- SOURCE:
A SHETLAND councillor is urging the new Scottish Fire and Rescue Service to recognise the islands’ vulnerability when the eight regional services merge into one, in April this year.

Alastair Cooper’s call came in reaction to a critical inspection report into the Highlands and Islands Fire and Rescue Service (HIFRS), published this week.

The report urges further station closures.

In it, chief inspector of fire and rescue authorities Steven Torrie recognised that HIFRS was trying “to provide an extensive network of fire stations across a large geographical area with insufficient supporting resources”.

Councillor Cooper, a member of the HIFRS board, said Shetland, with its small and outlying island communities, posed particular challenges in operating an effective fire service.

Last year, the two stations in Skerries and Foula were closed, and the small station on the island of Fetlar is currently “off the run” because of a lack of trained fire fighters.

Other retained fire stations across Shetland regularly have difficulty summoning enough fire fighters if a call comes in the middle of the working day.

“It affects response times and actually the ability to save lives,” said Cooper, adding: “We have a dispersed community, we have two airfields, we have Sullom Voe Terminal, we have a gas plant being built – all these developments have risks attached to them.

“We need to be sure that we have the capability to respond to emergencies should they ever arise. I want to see a fire service in Shetland that is fit for purpose and meets the needs of our community.”

- GOALS:
A: Repeat, word for word, the part of the Shetland fire service article that opens with the words containing "A SHETLAND councillor" and closes with "further station closures.".
B: Pick up the Shetland fire service article after its final sentence and write the next few paragraphs.
None of the data after this article has any bearing on it.

- DATA LINES:
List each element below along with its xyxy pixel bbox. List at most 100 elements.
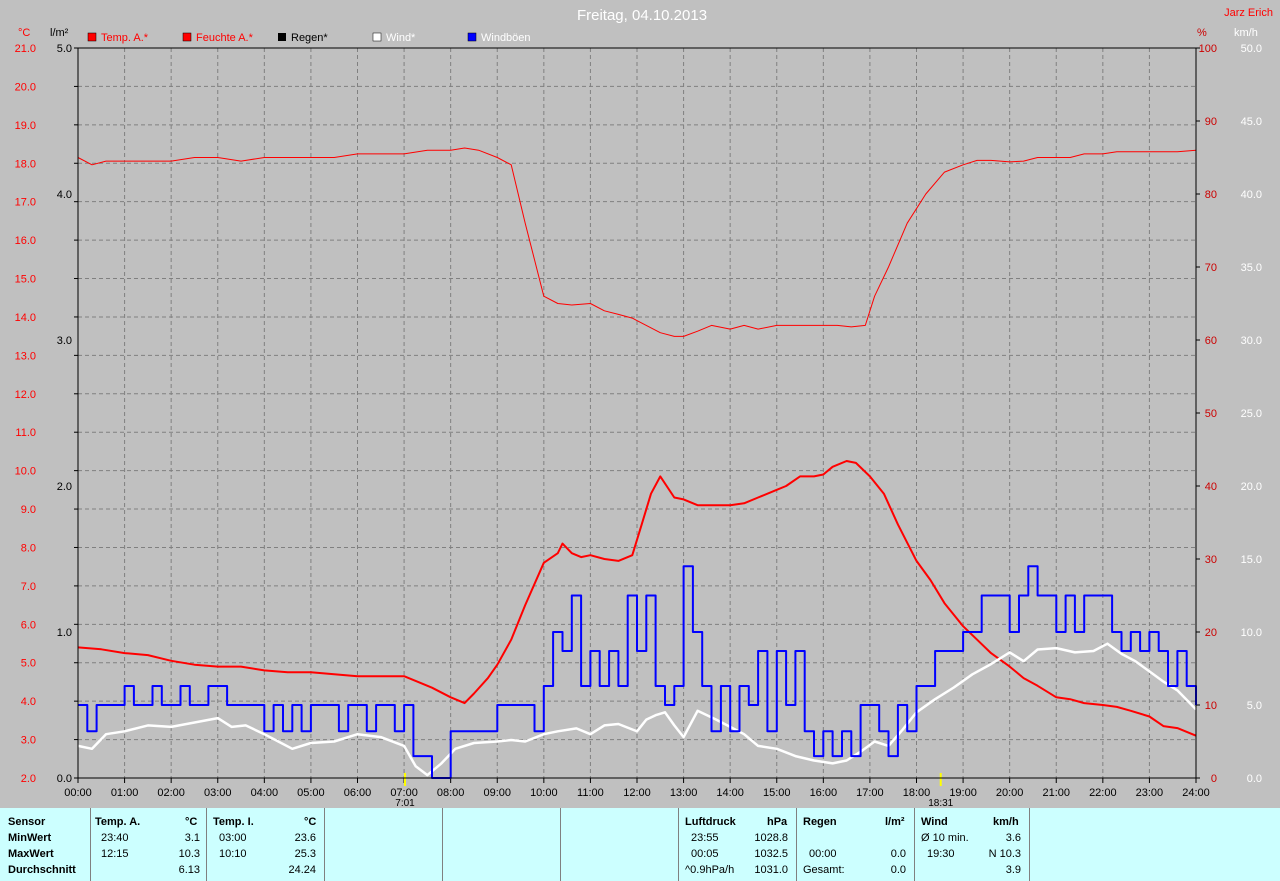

- TASK-BY-TASK ANSWERS:
A:
A SHETLAND councillor is urging the new Scottish Fire and Rescue Service to recognise the islands’ vulnerability when the eight regional services merge into one, in April this year.

Alastair Cooper’s call came in reaction to a critical inspection report into the Highlands and Islands Fire and Rescue Service (HIFRS), published this week.

The report urges further station closures.

B:
He added that there had also been a number of positive developments in Shetland over the last two years, including new fire stations and the new fire fighters training unit at Sumburgh airport.

This facility enables local retained fire fighters to update their training without have to travel to Invergordon, saving valuable time as well as cost.

He said he hoped the improved facilities would encourage more local people to sign up to serve their communities as retained fire fighters.

The chief inspector said the number of stations across the area would need to be further reduced with the remaining stations receiving improved support.

“There should be no doubt that there is a lot of challenging work facing the Scottish Fire and Rescue Service in the Highlands and Islands when the single service goes live at the beginning of April,” Torrie said.

“As well as ensuring that sufficient support remains available, the new service will need to undertake a comprehensive risk assessment to make sure its resources are well matched to community risk across Scotland.

“Despite the impressive progress which has been made, there is no guarantee of sustainability or stability at this point.”